**What to work on:**
Locate the word "RELATÓRIOS" in the entries below, then gather every line that holds it.

-----

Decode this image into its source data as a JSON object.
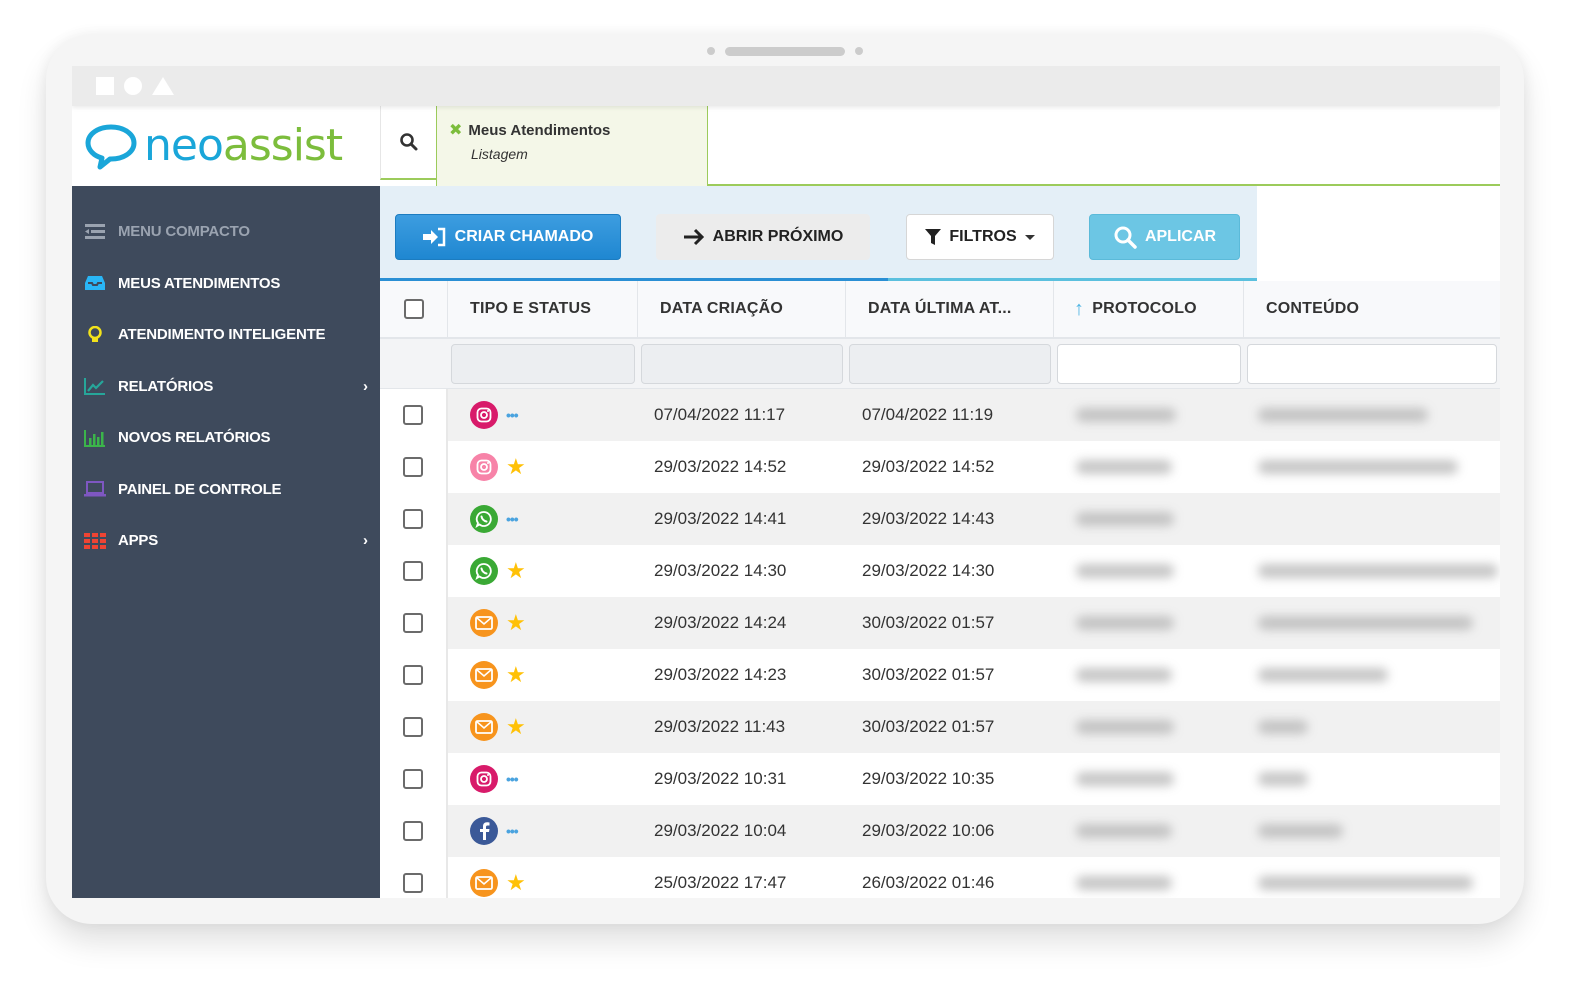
{
  "colors": {
    "brand_blue": "#1aa6d9",
    "brand_green": "#7cbd3c",
    "sidebar_bg": "#3e4a5c",
    "primary_button": "#1f87d1",
    "apply_button": "#6cc6e4",
    "star": "#ffc107",
    "instagram": "#d81b6a",
    "instagram_light": "#f783a8",
    "whatsapp": "#3aa935",
    "email": "#f7941d",
    "facebook": "#3b5998"
  },
  "header": {
    "logo_part1": "neo",
    "logo_part2": "assist",
    "search_icon": "search-icon",
    "active_tab": {
      "title": "Meus Atendimentos",
      "subtitle": "Listagem",
      "close_icon": "close-icon"
    }
  },
  "sidebar": {
    "items": [
      {
        "label": "MENU COMPACTO",
        "icon": "menu-compact-icon",
        "muted": true
      },
      {
        "label": "MEUS ATENDIMENTOS",
        "icon": "inbox-icon"
      },
      {
        "label": "ATENDIMENTO INTELIGENTE",
        "icon": "lightbulb-icon"
      },
      {
        "label": "RELATÓRIOS",
        "icon": "line-chart-icon",
        "has_submenu": true
      },
      {
        "label": "NOVOS RELATÓRIOS",
        "icon": "bar-chart-icon"
      },
      {
        "label": "PAINEL DE CONTROLE",
        "icon": "laptop-icon"
      },
      {
        "label": "APPS",
        "icon": "apps-grid-icon",
        "has_submenu": true
      }
    ]
  },
  "toolbar": {
    "create_label": "CRIAR CHAMADO",
    "next_label": "ABRIR PRÓXIMO",
    "filters_label": "FILTROS",
    "apply_label": "APLICAR"
  },
  "table": {
    "columns": [
      "TIPO E STATUS",
      "DATA CRIAÇÃO",
      "DATA ÚLTIMA AT...",
      "PROTOCOLO",
      "CONTEÚDO"
    ],
    "sorted_column": "PROTOCOLO",
    "sort_direction": "ascending",
    "rows": [
      {
        "channel": "instagram",
        "status": "in-progress",
        "created": "07/04/2022 11:17",
        "updated": "07/04/2022 11:19",
        "protocol": "",
        "content": ""
      },
      {
        "channel": "instagram-light",
        "status": "starred",
        "created": "29/03/2022 14:52",
        "updated": "29/03/2022 14:52",
        "protocol": "",
        "content": ""
      },
      {
        "channel": "whatsapp",
        "status": "in-progress",
        "created": "29/03/2022 14:41",
        "updated": "29/03/2022 14:43",
        "protocol": "",
        "content": ""
      },
      {
        "channel": "whatsapp",
        "status": "starred",
        "created": "29/03/2022 14:30",
        "updated": "29/03/2022 14:30",
        "protocol": "",
        "content": ""
      },
      {
        "channel": "email",
        "status": "starred",
        "created": "29/03/2022 14:24",
        "updated": "30/03/2022 01:57",
        "protocol": "",
        "content": ""
      },
      {
        "channel": "email",
        "status": "starred",
        "created": "29/03/2022 14:23",
        "updated": "30/03/2022 01:57",
        "protocol": "",
        "content": ""
      },
      {
        "channel": "email",
        "status": "starred",
        "created": "29/03/2022 11:43",
        "updated": "30/03/2022 01:57",
        "protocol": "",
        "content": ""
      },
      {
        "channel": "instagram",
        "status": "in-progress",
        "created": "29/03/2022 10:31",
        "updated": "29/03/2022 10:35",
        "protocol": "",
        "content": ""
      },
      {
        "channel": "facebook",
        "status": "in-progress",
        "created": "29/03/2022 10:04",
        "updated": "29/03/2022 10:06",
        "protocol": "",
        "content": ""
      },
      {
        "channel": "email",
        "status": "starred",
        "created": "25/03/2022 17:47",
        "updated": "26/03/2022 01:46",
        "protocol": "",
        "content": ""
      }
    ],
    "redacted_columns": [
      "PROTOCOLO",
      "CONTEÚDO"
    ]
  }
}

-----

**Answer in full:**
        "label": "RELATÓRIOS",
        "label": "NOVOS RELATÓRIOS",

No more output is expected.